§ Exercise materials:
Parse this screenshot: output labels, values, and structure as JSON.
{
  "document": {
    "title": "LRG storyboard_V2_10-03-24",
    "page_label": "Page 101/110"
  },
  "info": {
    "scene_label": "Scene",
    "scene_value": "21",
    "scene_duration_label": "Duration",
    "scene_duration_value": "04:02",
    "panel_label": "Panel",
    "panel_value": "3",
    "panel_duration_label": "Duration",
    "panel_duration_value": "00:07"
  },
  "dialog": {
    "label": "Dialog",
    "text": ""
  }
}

§ Directive: Write out every entry verbatim.

§ The solution:
Parse this screenshot: output labels, values, and structure as JSON.
{
  "document": {
    "title": "LRG storyboard_V2_10-03-24",
    "page_label": "Page 101/110"
  },
  "info": {
    "scene_label": "Scene",
    "scene_value": "21",
    "scene_duration_label": "Duration",
    "scene_duration_value": "04:02",
    "panel_label": "Panel",
    "panel_value": "3",
    "panel_duration_label": "Duration",
    "panel_duration_value": "00:07"
  },
  "dialog": {
    "label": "Dialog",
    "text": ""
  }
}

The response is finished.